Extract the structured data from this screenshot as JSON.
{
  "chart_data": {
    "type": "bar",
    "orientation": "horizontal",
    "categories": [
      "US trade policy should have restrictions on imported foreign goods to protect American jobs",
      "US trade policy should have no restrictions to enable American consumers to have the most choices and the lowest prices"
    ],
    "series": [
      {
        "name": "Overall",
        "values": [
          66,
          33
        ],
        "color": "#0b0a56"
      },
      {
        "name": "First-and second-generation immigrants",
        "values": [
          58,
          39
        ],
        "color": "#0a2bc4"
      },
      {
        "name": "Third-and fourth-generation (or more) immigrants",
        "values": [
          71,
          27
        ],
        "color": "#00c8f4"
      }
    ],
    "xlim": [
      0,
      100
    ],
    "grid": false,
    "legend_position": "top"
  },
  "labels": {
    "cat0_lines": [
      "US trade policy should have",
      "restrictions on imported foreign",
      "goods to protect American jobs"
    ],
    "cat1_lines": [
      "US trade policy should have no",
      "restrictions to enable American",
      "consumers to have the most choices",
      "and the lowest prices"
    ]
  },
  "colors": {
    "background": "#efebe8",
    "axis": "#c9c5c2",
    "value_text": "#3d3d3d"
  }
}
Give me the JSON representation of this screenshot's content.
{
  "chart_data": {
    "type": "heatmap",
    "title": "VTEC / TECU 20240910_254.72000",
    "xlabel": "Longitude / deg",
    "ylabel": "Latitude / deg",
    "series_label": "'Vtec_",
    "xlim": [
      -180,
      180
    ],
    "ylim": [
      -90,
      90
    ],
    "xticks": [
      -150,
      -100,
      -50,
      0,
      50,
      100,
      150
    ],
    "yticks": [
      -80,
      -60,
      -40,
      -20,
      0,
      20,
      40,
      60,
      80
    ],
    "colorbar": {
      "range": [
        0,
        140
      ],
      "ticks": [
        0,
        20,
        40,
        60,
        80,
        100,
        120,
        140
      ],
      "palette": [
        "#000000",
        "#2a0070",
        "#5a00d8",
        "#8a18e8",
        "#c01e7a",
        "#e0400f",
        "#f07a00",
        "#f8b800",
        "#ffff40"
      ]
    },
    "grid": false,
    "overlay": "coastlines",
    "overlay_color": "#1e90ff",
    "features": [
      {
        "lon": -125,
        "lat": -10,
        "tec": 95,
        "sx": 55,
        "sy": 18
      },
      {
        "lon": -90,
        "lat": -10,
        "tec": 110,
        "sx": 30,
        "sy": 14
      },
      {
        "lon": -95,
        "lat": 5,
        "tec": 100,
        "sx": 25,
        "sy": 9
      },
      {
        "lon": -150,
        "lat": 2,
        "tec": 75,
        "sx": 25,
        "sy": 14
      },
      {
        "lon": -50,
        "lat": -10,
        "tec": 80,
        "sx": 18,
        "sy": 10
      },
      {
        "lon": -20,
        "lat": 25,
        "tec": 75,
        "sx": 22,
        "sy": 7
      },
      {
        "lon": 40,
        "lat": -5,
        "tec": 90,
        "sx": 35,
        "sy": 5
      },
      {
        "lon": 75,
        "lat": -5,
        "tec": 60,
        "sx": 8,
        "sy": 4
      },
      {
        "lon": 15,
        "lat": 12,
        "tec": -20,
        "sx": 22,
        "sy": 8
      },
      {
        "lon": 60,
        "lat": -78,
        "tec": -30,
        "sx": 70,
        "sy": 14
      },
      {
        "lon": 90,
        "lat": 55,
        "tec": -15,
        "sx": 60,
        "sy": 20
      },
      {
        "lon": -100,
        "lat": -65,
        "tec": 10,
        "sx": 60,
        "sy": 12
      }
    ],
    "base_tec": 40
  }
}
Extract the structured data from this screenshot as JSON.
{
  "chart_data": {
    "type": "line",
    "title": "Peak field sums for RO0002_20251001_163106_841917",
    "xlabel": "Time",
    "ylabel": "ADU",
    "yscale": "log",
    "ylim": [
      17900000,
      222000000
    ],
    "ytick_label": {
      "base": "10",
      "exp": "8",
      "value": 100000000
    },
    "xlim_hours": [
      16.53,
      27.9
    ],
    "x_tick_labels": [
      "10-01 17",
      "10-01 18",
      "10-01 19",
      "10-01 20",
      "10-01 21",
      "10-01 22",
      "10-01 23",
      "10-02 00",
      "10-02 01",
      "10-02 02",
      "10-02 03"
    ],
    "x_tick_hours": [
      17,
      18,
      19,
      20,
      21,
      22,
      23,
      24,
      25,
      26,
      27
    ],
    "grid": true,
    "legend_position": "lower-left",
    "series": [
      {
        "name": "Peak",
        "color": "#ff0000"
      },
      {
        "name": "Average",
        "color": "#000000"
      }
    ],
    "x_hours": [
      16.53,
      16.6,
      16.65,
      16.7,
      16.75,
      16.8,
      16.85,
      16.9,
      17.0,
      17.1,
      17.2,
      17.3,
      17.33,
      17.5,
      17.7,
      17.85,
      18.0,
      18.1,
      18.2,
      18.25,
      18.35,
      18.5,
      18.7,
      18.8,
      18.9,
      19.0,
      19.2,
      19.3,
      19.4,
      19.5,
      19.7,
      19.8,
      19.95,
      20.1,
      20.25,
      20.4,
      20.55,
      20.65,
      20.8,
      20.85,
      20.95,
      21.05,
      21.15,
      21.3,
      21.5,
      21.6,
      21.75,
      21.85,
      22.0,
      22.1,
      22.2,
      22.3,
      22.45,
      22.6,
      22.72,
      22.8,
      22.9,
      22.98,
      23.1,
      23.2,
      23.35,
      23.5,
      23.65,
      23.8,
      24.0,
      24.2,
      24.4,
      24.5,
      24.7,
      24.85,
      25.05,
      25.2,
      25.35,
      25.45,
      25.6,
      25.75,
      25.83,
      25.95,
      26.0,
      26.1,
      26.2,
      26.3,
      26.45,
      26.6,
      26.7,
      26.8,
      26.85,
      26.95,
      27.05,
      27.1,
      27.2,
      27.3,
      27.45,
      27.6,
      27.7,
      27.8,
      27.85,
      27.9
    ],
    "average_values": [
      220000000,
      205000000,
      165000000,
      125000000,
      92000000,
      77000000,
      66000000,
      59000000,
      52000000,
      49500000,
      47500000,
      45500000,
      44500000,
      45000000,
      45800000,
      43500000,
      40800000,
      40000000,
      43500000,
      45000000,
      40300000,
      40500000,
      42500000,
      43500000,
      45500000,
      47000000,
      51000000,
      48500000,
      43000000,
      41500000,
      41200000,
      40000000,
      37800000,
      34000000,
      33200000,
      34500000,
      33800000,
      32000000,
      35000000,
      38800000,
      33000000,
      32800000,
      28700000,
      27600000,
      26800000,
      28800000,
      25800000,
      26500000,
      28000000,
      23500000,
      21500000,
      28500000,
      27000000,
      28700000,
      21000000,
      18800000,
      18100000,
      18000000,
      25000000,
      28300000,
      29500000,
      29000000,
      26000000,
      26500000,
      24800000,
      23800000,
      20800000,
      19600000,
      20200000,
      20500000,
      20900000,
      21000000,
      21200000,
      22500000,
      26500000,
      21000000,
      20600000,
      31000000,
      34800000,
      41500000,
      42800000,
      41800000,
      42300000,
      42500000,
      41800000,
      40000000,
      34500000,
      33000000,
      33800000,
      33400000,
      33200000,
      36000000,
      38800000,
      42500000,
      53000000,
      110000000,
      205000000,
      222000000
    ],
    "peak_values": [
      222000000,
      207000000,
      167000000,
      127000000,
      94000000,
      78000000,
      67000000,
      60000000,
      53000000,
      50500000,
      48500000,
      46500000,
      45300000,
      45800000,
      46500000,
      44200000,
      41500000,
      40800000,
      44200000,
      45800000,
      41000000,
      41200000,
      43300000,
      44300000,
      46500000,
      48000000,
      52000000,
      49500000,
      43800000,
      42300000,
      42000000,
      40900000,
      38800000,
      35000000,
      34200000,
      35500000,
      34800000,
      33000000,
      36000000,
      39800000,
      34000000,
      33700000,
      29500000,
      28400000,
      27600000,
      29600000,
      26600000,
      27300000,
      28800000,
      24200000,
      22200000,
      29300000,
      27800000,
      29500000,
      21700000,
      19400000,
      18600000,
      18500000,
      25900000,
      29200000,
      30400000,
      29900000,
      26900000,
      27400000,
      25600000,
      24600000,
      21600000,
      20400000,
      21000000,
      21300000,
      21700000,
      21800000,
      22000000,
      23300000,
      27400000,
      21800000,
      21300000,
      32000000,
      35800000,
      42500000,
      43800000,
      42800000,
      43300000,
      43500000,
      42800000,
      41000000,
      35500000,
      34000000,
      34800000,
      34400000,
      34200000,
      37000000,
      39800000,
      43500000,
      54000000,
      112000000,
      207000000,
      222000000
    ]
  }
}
■ ■ ■ ■
Exercise prompt: Show the lines where the word "should" appears in the entries.

Result of the task:
      "US trade policy should have restrictions on imported foreign goods to protect American jobs",
      "US trade policy should have no restrictions to enable American consumers to have the most choices and the lowest prices"
      "US trade policy should have",
      "US trade policy should have no",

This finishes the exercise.